Start of RECORDS SUPPLIED

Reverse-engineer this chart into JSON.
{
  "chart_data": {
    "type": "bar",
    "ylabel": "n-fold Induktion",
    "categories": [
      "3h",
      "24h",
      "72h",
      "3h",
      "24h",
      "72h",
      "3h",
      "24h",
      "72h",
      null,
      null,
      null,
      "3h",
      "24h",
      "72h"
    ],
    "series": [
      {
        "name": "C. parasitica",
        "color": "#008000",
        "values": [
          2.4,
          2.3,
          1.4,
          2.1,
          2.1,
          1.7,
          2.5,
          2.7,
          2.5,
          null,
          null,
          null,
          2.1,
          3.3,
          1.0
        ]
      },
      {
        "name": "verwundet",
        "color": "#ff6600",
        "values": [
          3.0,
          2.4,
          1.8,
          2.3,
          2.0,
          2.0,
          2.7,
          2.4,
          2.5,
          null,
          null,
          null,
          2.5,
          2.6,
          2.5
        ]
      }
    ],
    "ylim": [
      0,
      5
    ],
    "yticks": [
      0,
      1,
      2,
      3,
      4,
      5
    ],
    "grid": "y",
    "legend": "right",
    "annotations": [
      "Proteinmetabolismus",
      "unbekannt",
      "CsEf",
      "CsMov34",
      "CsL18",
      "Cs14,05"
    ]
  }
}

End of RECORDS SUPPLIED

YOUR GOAL –
All the entries must be retyped exactly.

WRITTEN SOLUTION –
Reverse-engineer this chart into JSON.
{
  "chart_data": {
    "type": "bar",
    "ylabel": "n-fold Induktion",
    "categories": [
      "3h",
      "24h",
      "72h",
      "3h",
      "24h",
      "72h",
      "3h",
      "24h",
      "72h",
      null,
      null,
      null,
      "3h",
      "24h",
      "72h"
    ],
    "series": [
      {
        "name": "C. parasitica",
        "color": "#008000",
        "values": [
          2.4,
          2.3,
          1.4,
          2.1,
          2.1,
          1.7,
          2.5,
          2.7,
          2.5,
          null,
          null,
          null,
          2.1,
          3.3,
          1.0
        ]
      },
      {
        "name": "verwundet",
        "color": "#ff6600",
        "values": [
          3.0,
          2.4,
          1.8,
          2.3,
          2.0,
          2.0,
          2.7,
          2.4,
          2.5,
          null,
          null,
          null,
          2.5,
          2.6,
          2.5
        ]
      }
    ],
    "ylim": [
      0,
      5
    ],
    "yticks": [
      0,
      1,
      2,
      3,
      4,
      5
    ],
    "grid": "y",
    "legend": "right",
    "annotations": [
      "Proteinmetabolismus",
      "unbekannt",
      "CsEf",
      "CsMov34",
      "CsL18",
      "Cs14,05"
    ]
  }
}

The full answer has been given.